# Records shown:
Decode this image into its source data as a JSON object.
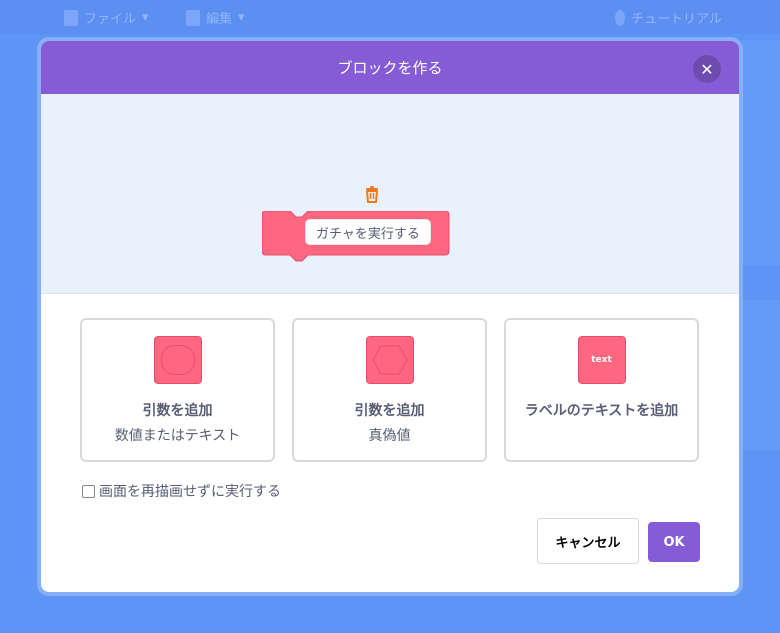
{
  "menubar": {
    "file_label": "ファイル",
    "edit_label": "編集",
    "tutorial_label": "チュートリアル"
  },
  "dialog": {
    "title": "ブロックを作る",
    "block_name": "ガチャを実行する",
    "options": [
      {
        "title": "引数を追加",
        "subtitle": "数値またはテキスト"
      },
      {
        "title": "引数を追加",
        "subtitle": "真偽値"
      },
      {
        "title": "ラベルのテキストを追加",
        "subtitle": "",
        "icon_text": "text"
      }
    ],
    "checkbox_label": "画面を再描画せずに実行する",
    "cancel_label": "キャンセル",
    "ok_label": "OK"
  },
  "colors": {
    "header": "#855cd6",
    "block": "#ff6680",
    "workspace": "#e9f1fc",
    "trash": "#f0781d"
  }
}
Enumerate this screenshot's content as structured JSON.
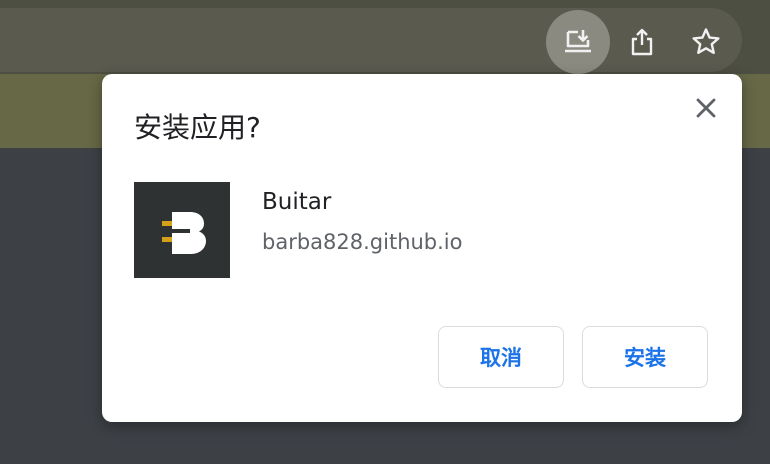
{
  "toolbar": {
    "icons": [
      {
        "name": "install-app-icon",
        "active": true
      },
      {
        "name": "share-icon",
        "active": false
      },
      {
        "name": "bookmark-star-icon",
        "active": false
      }
    ]
  },
  "dialog": {
    "title": "安装应用?",
    "close_icon": "close-icon",
    "app": {
      "name": "Buitar",
      "origin": "barba828.github.io",
      "icon_colors": {
        "background": "#2e3233",
        "letter": "#ffffff",
        "accent": "#d4a017"
      }
    },
    "buttons": {
      "cancel": "取消",
      "install": "安装"
    },
    "accent_color": "#1a73e8"
  }
}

# Required task:
From the records, copy every line that has the string "this" in it.

# Task response:
Decode this image into its source data as a JSON object.
Enumerate this screenshot's content as structured JSON.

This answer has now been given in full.